:: Datensätze zu Elementgrenzen ::
○ ○ ○ ○ ○ ○ ○
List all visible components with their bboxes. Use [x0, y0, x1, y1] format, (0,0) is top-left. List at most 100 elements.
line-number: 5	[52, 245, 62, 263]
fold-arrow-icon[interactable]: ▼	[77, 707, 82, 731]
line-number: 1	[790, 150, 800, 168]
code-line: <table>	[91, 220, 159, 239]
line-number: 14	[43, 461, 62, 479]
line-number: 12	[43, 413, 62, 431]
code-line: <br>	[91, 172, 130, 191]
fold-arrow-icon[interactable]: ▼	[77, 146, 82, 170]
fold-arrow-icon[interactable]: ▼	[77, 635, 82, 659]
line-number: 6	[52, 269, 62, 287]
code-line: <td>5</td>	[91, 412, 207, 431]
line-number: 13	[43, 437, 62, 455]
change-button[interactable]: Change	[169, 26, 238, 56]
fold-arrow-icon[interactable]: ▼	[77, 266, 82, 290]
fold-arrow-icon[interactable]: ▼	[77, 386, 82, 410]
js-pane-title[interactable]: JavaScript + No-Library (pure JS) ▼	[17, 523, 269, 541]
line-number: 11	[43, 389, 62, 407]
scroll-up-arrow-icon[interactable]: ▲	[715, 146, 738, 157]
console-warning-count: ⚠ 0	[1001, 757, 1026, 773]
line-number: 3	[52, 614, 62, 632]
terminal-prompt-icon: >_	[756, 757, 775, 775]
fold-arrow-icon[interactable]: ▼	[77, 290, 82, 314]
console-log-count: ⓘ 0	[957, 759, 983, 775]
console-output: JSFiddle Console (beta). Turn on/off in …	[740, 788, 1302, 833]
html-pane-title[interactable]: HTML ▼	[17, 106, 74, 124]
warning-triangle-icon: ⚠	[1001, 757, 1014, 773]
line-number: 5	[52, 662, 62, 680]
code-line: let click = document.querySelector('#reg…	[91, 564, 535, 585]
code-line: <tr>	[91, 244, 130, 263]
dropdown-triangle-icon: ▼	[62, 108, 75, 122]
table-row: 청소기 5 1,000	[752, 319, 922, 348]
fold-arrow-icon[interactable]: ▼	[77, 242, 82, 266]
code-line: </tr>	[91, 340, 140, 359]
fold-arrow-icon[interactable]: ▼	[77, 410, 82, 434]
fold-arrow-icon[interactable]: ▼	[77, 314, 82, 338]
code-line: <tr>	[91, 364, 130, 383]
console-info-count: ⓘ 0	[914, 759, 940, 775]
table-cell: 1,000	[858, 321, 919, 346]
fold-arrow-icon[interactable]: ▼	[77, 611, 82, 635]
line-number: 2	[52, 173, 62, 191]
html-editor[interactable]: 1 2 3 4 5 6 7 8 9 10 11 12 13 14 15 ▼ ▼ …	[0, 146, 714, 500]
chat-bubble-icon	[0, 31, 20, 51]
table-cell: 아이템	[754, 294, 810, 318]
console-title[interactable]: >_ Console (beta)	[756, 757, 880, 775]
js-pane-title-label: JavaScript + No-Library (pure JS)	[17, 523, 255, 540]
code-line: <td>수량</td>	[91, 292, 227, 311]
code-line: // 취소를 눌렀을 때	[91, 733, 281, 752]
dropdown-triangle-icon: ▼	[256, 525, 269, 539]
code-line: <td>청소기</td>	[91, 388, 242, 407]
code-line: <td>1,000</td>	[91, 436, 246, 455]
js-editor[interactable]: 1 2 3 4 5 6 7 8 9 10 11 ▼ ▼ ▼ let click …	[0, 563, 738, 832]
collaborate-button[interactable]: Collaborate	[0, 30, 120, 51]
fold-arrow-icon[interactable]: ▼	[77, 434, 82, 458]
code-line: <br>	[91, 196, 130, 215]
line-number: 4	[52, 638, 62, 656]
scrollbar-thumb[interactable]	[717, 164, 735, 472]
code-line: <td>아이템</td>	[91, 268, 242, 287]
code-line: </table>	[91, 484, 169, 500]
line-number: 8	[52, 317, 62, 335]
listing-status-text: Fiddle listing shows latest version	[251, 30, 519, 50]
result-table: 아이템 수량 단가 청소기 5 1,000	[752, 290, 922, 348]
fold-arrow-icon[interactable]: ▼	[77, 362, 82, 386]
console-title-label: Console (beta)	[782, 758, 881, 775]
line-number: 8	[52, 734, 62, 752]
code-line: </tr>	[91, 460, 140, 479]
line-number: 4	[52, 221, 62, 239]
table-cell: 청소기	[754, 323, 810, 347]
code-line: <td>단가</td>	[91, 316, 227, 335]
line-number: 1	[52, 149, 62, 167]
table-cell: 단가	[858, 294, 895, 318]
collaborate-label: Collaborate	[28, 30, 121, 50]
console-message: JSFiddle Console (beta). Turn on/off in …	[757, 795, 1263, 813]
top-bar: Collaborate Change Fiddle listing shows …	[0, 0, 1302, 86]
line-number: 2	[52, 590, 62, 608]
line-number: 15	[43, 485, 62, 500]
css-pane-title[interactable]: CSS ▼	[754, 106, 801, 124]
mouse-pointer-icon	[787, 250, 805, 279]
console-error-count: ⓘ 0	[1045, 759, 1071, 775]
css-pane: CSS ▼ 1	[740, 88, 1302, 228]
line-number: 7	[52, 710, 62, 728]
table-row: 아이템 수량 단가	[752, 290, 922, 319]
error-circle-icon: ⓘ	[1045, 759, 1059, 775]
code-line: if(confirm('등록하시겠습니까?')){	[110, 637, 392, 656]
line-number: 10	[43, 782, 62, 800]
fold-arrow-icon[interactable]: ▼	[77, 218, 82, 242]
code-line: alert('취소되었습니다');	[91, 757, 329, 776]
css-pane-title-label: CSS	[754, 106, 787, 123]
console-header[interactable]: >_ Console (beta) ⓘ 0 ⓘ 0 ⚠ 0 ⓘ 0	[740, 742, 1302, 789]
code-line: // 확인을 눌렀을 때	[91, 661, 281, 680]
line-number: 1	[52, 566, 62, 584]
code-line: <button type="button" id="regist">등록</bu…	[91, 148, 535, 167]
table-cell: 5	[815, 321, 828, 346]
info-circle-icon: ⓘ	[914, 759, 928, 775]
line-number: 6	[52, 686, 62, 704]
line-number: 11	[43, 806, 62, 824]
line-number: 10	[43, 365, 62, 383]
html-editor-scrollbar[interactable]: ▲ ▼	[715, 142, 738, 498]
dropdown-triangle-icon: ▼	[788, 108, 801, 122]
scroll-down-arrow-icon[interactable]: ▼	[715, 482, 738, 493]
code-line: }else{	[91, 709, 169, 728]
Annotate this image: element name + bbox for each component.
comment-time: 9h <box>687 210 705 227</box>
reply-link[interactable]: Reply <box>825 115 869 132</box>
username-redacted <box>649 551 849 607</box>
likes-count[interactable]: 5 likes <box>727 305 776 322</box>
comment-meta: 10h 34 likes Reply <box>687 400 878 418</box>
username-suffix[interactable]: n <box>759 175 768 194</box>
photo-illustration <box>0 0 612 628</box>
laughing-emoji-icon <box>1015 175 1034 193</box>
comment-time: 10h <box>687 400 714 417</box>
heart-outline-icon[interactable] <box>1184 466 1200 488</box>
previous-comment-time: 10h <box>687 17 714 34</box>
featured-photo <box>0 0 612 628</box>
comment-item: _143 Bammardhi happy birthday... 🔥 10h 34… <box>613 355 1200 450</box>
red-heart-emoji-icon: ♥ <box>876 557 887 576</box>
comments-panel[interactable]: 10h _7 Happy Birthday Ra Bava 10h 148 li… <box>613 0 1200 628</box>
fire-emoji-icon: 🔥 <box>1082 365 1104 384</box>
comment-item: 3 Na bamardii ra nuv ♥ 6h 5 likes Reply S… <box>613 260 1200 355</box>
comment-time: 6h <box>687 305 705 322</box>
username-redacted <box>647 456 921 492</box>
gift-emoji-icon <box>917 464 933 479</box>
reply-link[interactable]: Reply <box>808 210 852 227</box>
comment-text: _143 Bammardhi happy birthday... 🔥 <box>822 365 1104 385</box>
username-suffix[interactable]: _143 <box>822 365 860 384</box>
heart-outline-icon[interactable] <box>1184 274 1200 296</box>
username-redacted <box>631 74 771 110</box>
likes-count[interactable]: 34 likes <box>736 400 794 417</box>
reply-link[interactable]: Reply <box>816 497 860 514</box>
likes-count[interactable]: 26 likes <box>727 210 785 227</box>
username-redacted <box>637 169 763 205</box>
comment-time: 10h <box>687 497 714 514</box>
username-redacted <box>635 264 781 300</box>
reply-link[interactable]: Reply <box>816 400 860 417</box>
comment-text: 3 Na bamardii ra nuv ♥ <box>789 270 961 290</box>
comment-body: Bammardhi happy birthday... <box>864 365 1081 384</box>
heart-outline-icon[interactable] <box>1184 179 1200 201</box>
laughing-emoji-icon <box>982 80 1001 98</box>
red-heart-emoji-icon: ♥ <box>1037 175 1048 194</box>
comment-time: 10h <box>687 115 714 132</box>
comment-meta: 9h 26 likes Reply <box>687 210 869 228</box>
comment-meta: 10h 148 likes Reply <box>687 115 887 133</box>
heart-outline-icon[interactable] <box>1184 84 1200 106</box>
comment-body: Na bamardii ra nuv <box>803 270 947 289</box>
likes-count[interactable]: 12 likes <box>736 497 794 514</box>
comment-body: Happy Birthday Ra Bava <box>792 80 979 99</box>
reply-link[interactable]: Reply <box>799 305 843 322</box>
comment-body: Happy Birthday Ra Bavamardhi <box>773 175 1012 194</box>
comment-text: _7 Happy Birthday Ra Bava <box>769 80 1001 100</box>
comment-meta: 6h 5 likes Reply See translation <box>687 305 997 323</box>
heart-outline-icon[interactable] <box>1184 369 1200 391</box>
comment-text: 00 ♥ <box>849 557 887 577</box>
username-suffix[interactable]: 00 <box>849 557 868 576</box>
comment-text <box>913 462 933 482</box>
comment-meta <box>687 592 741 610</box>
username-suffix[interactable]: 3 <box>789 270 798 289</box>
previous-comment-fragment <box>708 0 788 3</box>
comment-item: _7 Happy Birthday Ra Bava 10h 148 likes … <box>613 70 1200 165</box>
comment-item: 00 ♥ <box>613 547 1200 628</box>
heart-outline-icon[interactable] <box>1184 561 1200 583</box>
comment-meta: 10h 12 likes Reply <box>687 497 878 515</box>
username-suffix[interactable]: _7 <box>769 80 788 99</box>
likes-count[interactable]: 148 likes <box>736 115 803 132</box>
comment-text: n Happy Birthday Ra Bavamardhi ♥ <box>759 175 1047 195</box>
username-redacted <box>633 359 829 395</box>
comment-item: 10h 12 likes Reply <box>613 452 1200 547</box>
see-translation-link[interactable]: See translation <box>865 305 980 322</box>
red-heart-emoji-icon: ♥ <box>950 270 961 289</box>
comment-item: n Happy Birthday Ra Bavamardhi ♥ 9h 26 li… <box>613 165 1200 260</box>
○ ○ ○ ○ ○ ○ ○
:: AUFGABENSTELLUNG ::
Schreibe die Zeilen vom Anfang der Auflistung bis einschließlich der Zeile mit „console-output: JSFiddle Console“ unverändert ab.

:: SCHRIFTLICHE ANTWORT ::
List all visible components with their bboxes. Use [x0, y0, x1, y1] format, (0,0) is top-left. List at most 100 elements.
line-number: 5	[52, 245, 62, 263]
fold-arrow-icon[interactable]: ▼	[77, 707, 82, 731]
line-number: 1	[790, 150, 800, 168]
code-line: <table>	[91, 220, 159, 239]
line-number: 14	[43, 461, 62, 479]
line-number: 12	[43, 413, 62, 431]
code-line: <br>	[91, 172, 130, 191]
fold-arrow-icon[interactable]: ▼	[77, 146, 82, 170]
fold-arrow-icon[interactable]: ▼	[77, 635, 82, 659]
line-number: 6	[52, 269, 62, 287]
code-line: <td>5</td>	[91, 412, 207, 431]
line-number: 13	[43, 437, 62, 455]
change-button[interactable]: Change	[169, 26, 238, 56]
fold-arrow-icon[interactable]: ▼	[77, 266, 82, 290]
fold-arrow-icon[interactable]: ▼	[77, 386, 82, 410]
js-pane-title[interactable]: JavaScript + No-Library (pure JS) ▼	[17, 523, 269, 541]
line-number: 11	[43, 389, 62, 407]
scroll-up-arrow-icon[interactable]: ▲	[715, 146, 738, 157]
console-warning-count: ⚠ 0	[1001, 757, 1026, 773]
line-number: 3	[52, 614, 62, 632]
terminal-prompt-icon: >_	[756, 757, 775, 775]
fold-arrow-icon[interactable]: ▼	[77, 290, 82, 314]
console-log-count: ⓘ 0	[957, 759, 983, 775]
console-output: JSFiddle Console (beta). Turn on/off in …	[740, 788, 1302, 833]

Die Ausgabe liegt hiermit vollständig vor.